# Your objective
Output the material below in full, exactly as it is.

(Records)
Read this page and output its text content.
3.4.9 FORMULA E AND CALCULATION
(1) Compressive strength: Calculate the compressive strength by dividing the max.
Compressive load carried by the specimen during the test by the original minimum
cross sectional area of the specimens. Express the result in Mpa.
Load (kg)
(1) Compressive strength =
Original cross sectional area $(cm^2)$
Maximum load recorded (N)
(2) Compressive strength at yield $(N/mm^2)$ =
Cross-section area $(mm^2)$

# Task result
Read this page and output its text content.
3.4.9 FORMULA E AND CALCULATION
(1) Compressive strength: Calculate the compressive strength by dividing the max.
Compressive load carried by the specimen during the test by the original minimum
cross sectional area of the specimens. Express the result in Mpa.
Load (kg)
(1) Compressive strength =
Original cross sectional area $(cm^2)$
Maximum load recorded (N)
(2) Compressive strength at yield $(N/mm^2)$ =
Cross-section area $(mm^2)$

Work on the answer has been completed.